### Goal
Copy out all the lines exactly. Omit pictures.

----- Supplied material -----

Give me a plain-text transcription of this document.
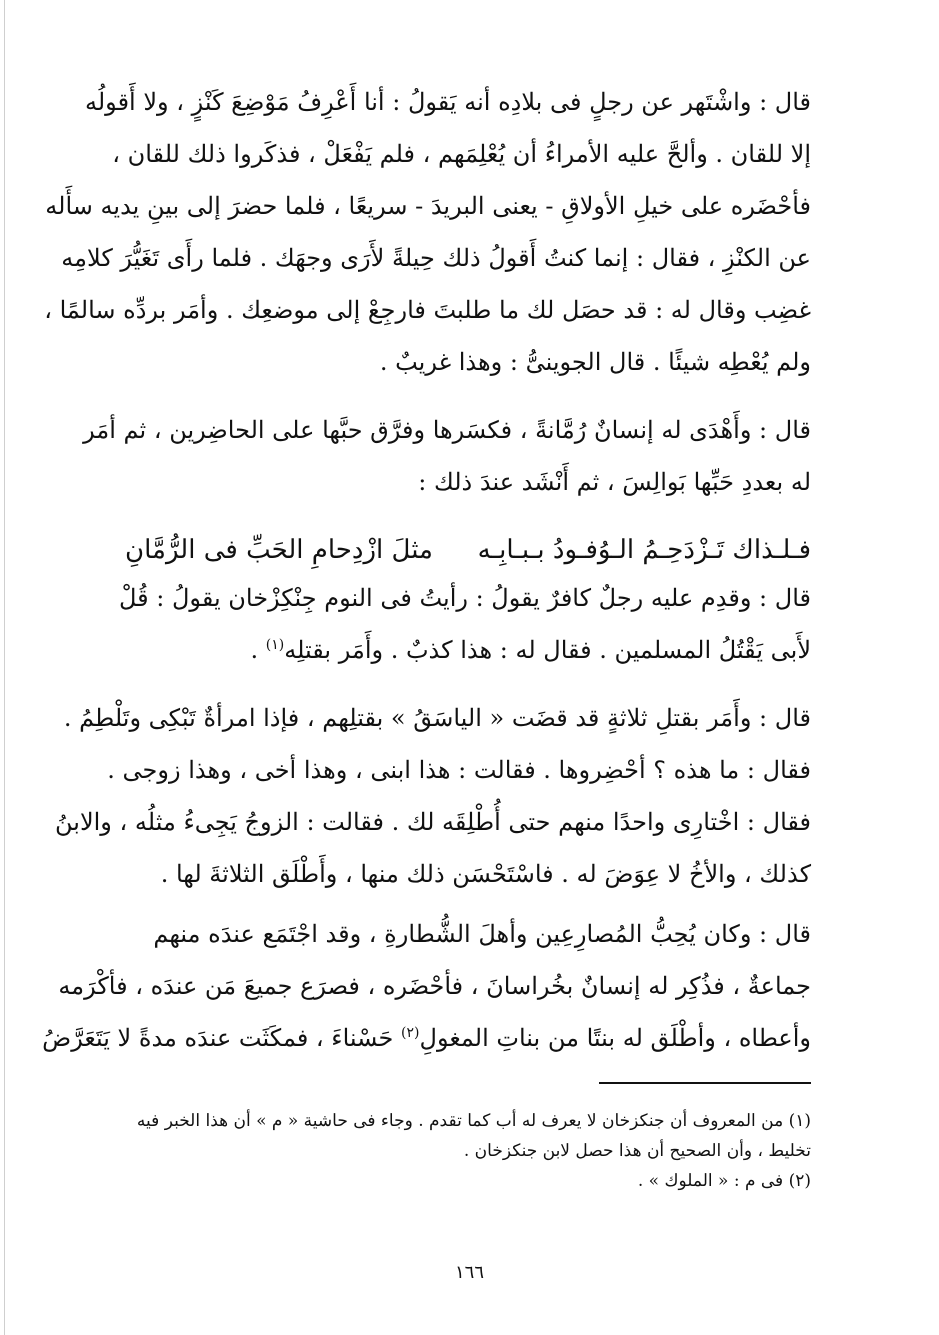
قال : واشْتَهر عن رجلٍ فى بلادِه أنه يَقولُ : أنا أَعْرِفُ مَوْضِعَ كَنْزٍ ، ولا أَقولُه
إلا للقان . وألحَّ عليه الأمراءُ أن يُعْلِمَهم ، فلم يَفْعَلْ ، فذكَروا ذلك للقان ،
فأحْضَره على خيلِ الأولاقِ - يعنى البريدَ - سريعًا ، فلما حضرَ إلى بينِ يديه سأَله
عن الكنْزِ ، فقال : إنما كنتُ أَقولُ ذلك حِيلةً لأَرَى وجهَك . فلما رأَى تَغَيُّرَ كلامِه
غضِب وقال له : قد حصَل لك ما طلبتَ فارجِعْ إلى موضعِك . وأمَر بردِّه سالمًا ،
ولم يُعْطِه شيئًا . قال الجوينىُّ : وهذا غريبٌ .
قال : وأَهْدَى له إنسانٌ رُمَّانةً ، فكسَرها وفرَّق حبَّها على الحاضِرين ، ثم أمَر
له بعددِ حَبِّها بَوالِسَ ، ثم أَنْشَد عندَ ذلك :
فـلـذاك تَـزْدَحِـمُ الـوُفـودُ بـبـابِـه
مثلَ ازْدِحامِ الحَبِّ فى الرُّمَّانِ
قال : وقدِم عليه رجلٌ كافرٌ يقولُ : رأيتُ فى النوم جِنْكِزْخان يقولُ : قُلْ
لأَبى يَقْتُلُ المسلمين . فقال له : هذا كذبٌ . وأَمَر بقتلِه$^{(١)}$ .
قال : وأَمَر بقتلِ ثلاثةٍ قد قضَت « الياسَقُ » بقتلِهم ، فإذا امرأةٌ تَبْكِى وتَلْطِمُ .
فقال : ما هذه ؟ أحْضِروها . فقالت : هذا ابنى ، وهذا أخى ، وهذا زوجى .
فقال : اخْتارِى واحدًا منهم حتى أُطْلِقَه لك . فقالت : الزوجُ يَجِىءُ مثلُه ، والابنُ
كذلك ، والأخُ لا عِوَضَ له . فاسْتَحْسَن ذلك منها ، وأَطْلَق الثلاثةَ لها .
قال : وكان يُحِبُّ المُصارِعِين وأهلَ الشُّطارةِ ، وقد اجْتَمَع عندَه منهم
جماعةٌ ، فذُكِر له إنسانٌ بخُراسانَ ، فأحْضَره ، فصرَع جميعَ مَن عندَه ، فأكْرَمه
وأعطاه ، وأطْلَق له بنتًا من بناتِ المغولِ$^{(٢)}$ حَسْناءَ ، فمكَثَت عندَه مدةً لا يَتَعَرَّضُ
(١) من المعروف أن جنكزخان لا يعرف له أب كما تقدم . وجاء فى حاشية « م » أن هذا الخبر فيه
تخليط ، وأن الصحيح أن هذا حصل لابن جنكزخان .
(٢) فى م : « الملوك » .
١٦٦
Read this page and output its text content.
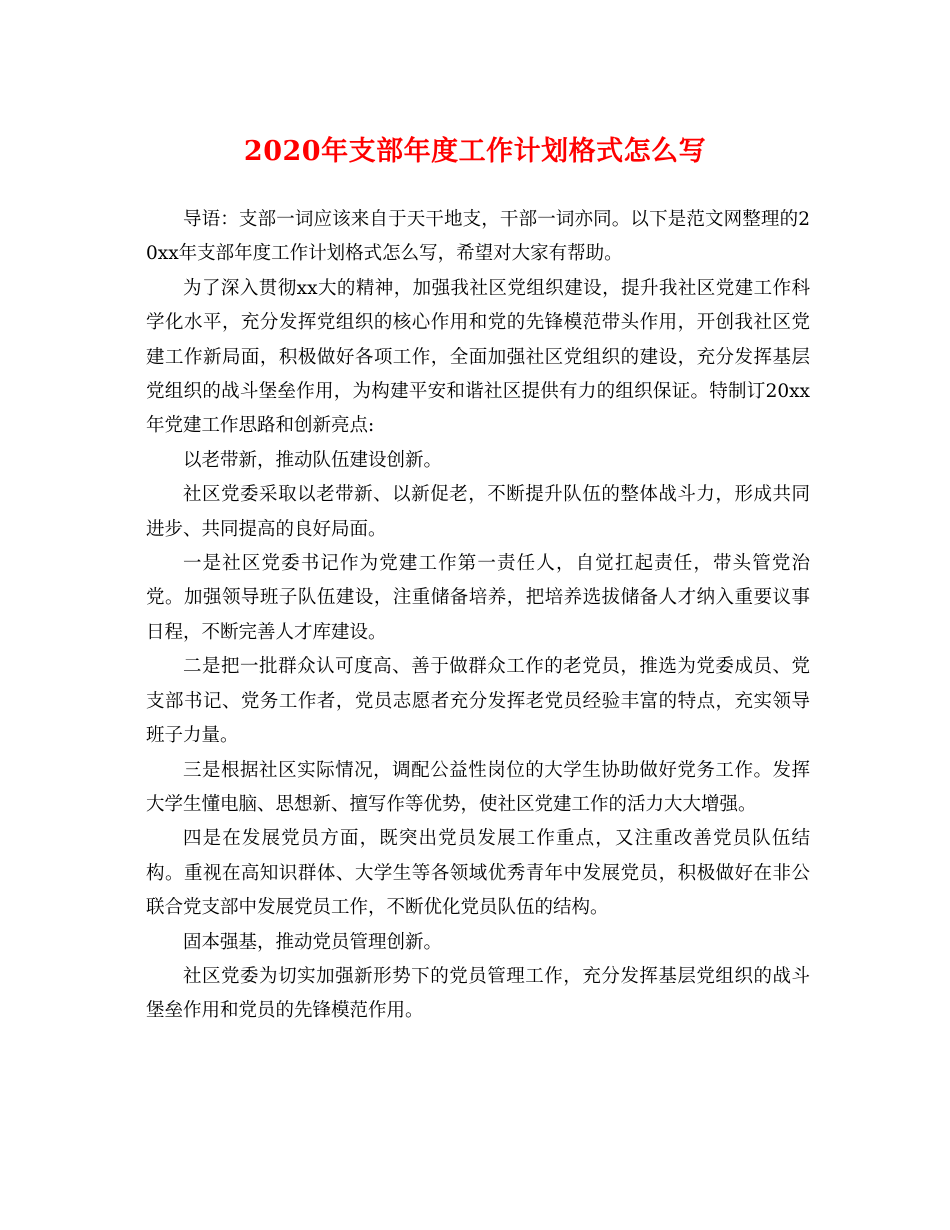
2020年支部年度工作计划格式怎么写

导语：支部一词应该来自于天干地支，干部一词亦同。以下是范文网整理的20xx年支部年度工作计划格式怎么写，希望对大家有帮助。

为了深入贯彻xx大的精神，加强我社区党组织建设，提升我社区党建工作科学化水平，充分发挥党组织的核心作用和党的先锋模范带头作用，开创我社区党建工作新局面，积极做好各项工作，全面加强社区党组织的建设，充分发挥基层党组织的战斗堡垒作用，为构建平安和谐社区提供有力的组织保证。特制订20xx年党建工作思路和创新亮点:

以老带新，推动队伍建设创新。

社区党委采取以老带新、以新促老，不断提升队伍的整体战斗力，形成共同进步、共同提高的良好局面。

一是社区党委书记作为党建工作第一责任人，自觉扛起责任，带头管党治党。加强领导班子队伍建设，注重储备培养，把培养选拔储备人才纳入重要议事日程，不断完善人才库建设。

二是把一批群众认可度高、善于做群众工作的老党员，推选为党委成员、党支部书记、党务工作者，党员志愿者充分发挥老党员经验丰富的特点，充实领导班子力量。

三是根据社区实际情况，调配公益性岗位的大学生协助做好党务工作。发挥大学生懂电脑、思想新、擅写作等优势，使社区党建工作的活力大大增强。

四是在发展党员方面，既突出党员发展工作重点，又注重改善党员队伍结构。重视在高知识群体、大学生等各领域优秀青年中发展党员，积极做好在非公联合党支部中发展党员工作，不断优化党员队伍的结构。

固本强基，推动党员管理创新。

社区党委为切实加强新形势下的党员管理工作，充分发挥基层党组织的战斗堡垒作用和党员的先锋模范作用。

-----

### Result of this exercise
Give me a plain-text transcription of this document.
قال : واشْتَهر عن رجلٍ فى بلادِه أنه يَقولُ : أنا أَعْرِفُ مَوْضِعَ كَنْزٍ ، ولا أَقولُه
إلا للقان . وألحَّ عليه الأمراءُ أن يُعْلِمَهم ، فلم يَفْعَلْ ، فذكَروا ذلك للقان ،
فأحْضَره على خيلِ الأولاقِ - يعنى البريدَ - سريعًا ، فلما حضرَ إلى بينِ يديه سأَله
عن الكنْزِ ، فقال : إنما كنتُ أَقولُ ذلك حِيلةً لأَرَى وجهَك . فلما رأَى تَغَيُّرَ كلامِه
غضِب وقال له : قد حصَل لك ما طلبتَ فارجِعْ إلى موضعِك . وأمَر بردِّه سالمًا ،
ولم يُعْطِه شيئًا . قال الجوينىُّ : وهذا غريبٌ .
قال : وأَهْدَى له إنسانٌ رُمَّانةً ، فكسَرها وفرَّق حبَّها على الحاضِرين ، ثم أمَر
له بعددِ حَبِّها بَوالِسَ ، ثم أَنْشَد عندَ ذلك :
فـلـذاك تَـزْدَحِـمُ الـوُفـودُ بـبـابِـه
مثلَ ازْدِحامِ الحَبِّ فى الرُّمَّانِ
قال : وقدِم عليه رجلٌ كافرٌ يقولُ : رأيتُ فى النوم جِنْكِزْخان يقولُ : قُلْ
لأَبى يَقْتُلُ المسلمين . فقال له : هذا كذبٌ . وأَمَر بقتلِه$^{(١)}$ .
قال : وأَمَر بقتلِ ثلاثةٍ قد قضَت « الياسَقُ » بقتلِهم ، فإذا امرأةٌ تَبْكِى وتَلْطِمُ .
فقال : ما هذه ؟ أحْضِروها . فقالت : هذا ابنى ، وهذا أخى ، وهذا زوجى .
فقال : اخْتارِى واحدًا منهم حتى أُطْلِقَه لك . فقالت : الزوجُ يَجِىءُ مثلُه ، والابنُ
كذلك ، والأخُ لا عِوَضَ له . فاسْتَحْسَن ذلك منها ، وأَطْلَق الثلاثةَ لها .
قال : وكان يُحِبُّ المُصارِعِين وأهلَ الشُّطارةِ ، وقد اجْتَمَع عندَه منهم
جماعةٌ ، فذُكِر له إنسانٌ بخُراسانَ ، فأحْضَره ، فصرَع جميعَ مَن عندَه ، فأكْرَمه
وأعطاه ، وأطْلَق له بنتًا من بناتِ المغولِ$^{(٢)}$ حَسْناءَ ، فمكَثَت عندَه مدةً لا يَتَعَرَّضُ
(١) من المعروف أن جنكزخان لا يعرف له أب كما تقدم . وجاء فى حاشية « م » أن هذا الخبر فيه
تخليط ، وأن الصحيح أن هذا حصل لابن جنكزخان .
(٢) فى م : « الملوك » .
١٦٦
Read this page and output its text content.
2020年支部年度工作计划格式怎么写

导语：支部一词应该来自于天干地支，干部一词亦同。以下是范文网整理的20xx年支部年度工作计划格式怎么写，希望对大家有帮助。

为了深入贯彻xx大的精神，加强我社区党组织建设，提升我社区党建工作科学化水平，充分发挥党组织的核心作用和党的先锋模范带头作用，开创我社区党建工作新局面，积极做好各项工作，全面加强社区党组织的建设，充分发挥基层党组织的战斗堡垒作用，为构建平安和谐社区提供有力的组织保证。特制订20xx年党建工作思路和创新亮点:

以老带新，推动队伍建设创新。

社区党委采取以老带新、以新促老，不断提升队伍的整体战斗力，形成共同进步、共同提高的良好局面。

一是社区党委书记作为党建工作第一责任人，自觉扛起责任，带头管党治党。加强领导班子队伍建设，注重储备培养，把培养选拔储备人才纳入重要议事日程，不断完善人才库建设。

二是把一批群众认可度高、善于做群众工作的老党员，推选为党委成员、党支部书记、党务工作者，党员志愿者充分发挥老党员经验丰富的特点，充实领导班子力量。

三是根据社区实际情况，调配公益性岗位的大学生协助做好党务工作。发挥大学生懂电脑、思想新、擅写作等优势，使社区党建工作的活力大大增强。

四是在发展党员方面，既突出党员发展工作重点，又注重改善党员队伍结构。重视在高知识群体、大学生等各领域优秀青年中发展党员，积极做好在非公联合党支部中发展党员工作，不断优化党员队伍的结构。

固本强基，推动党员管理创新。

社区党委为切实加强新形势下的党员管理工作，充分发挥基层党组织的战斗堡垒作用和党员的先锋模范作用。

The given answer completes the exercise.